Problem to work on
In the records that follow, show each line where the word "color" is present.

Task material

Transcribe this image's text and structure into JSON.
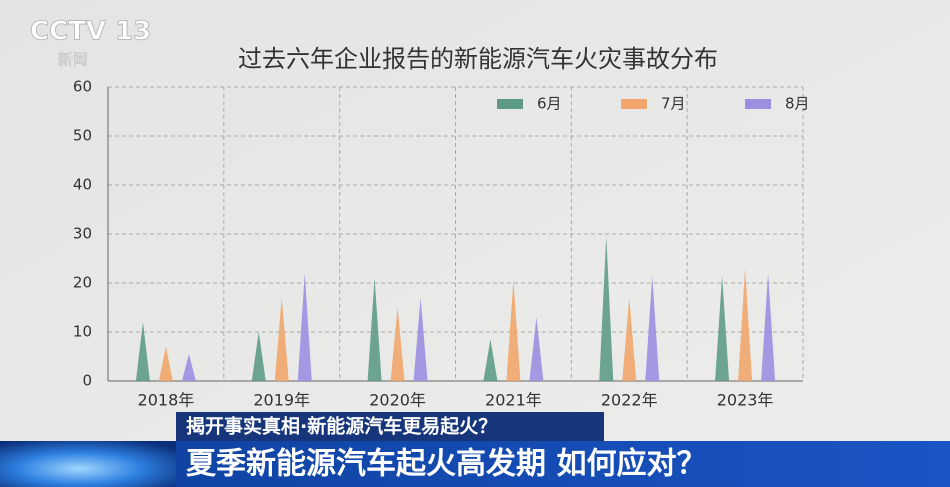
{
  "logo": {
    "channel": "CCTV 13",
    "name": "新闻"
  },
  "banner": {
    "subtitle": "揭开事实真相·新能源汽车更易起火？",
    "headline": "夏季新能源汽车起火高发期 如何应对？"
  },
  "chart_data": {
    "type": "spike",
    "title": "过去六年企业报告的新能源汽车火灾事故分布",
    "categories": [
      "2018年",
      "2019年",
      "2020年",
      "2021年",
      "2022年",
      "2023年"
    ],
    "series": [
      {
        "name": "6月",
        "color": "#5e9b87",
        "values": [
          12,
          10,
          21,
          8.5,
          29.5,
          21.5
        ]
      },
      {
        "name": "7月",
        "color": "#f2a66c",
        "values": [
          7,
          17,
          15,
          20.5,
          17,
          23
        ]
      },
      {
        "name": "8月",
        "color": "#9c8fe2",
        "values": [
          5.5,
          22,
          17,
          13,
          21.5,
          22
        ]
      }
    ],
    "ylim": [
      0,
      60
    ],
    "yticks": [
      0,
      10,
      20,
      30,
      40,
      50,
      60
    ],
    "grid": true
  }
}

Right answer
        "color": "#5e9b87",
        "color": "#f2a66c",
        "color": "#9c8fe2",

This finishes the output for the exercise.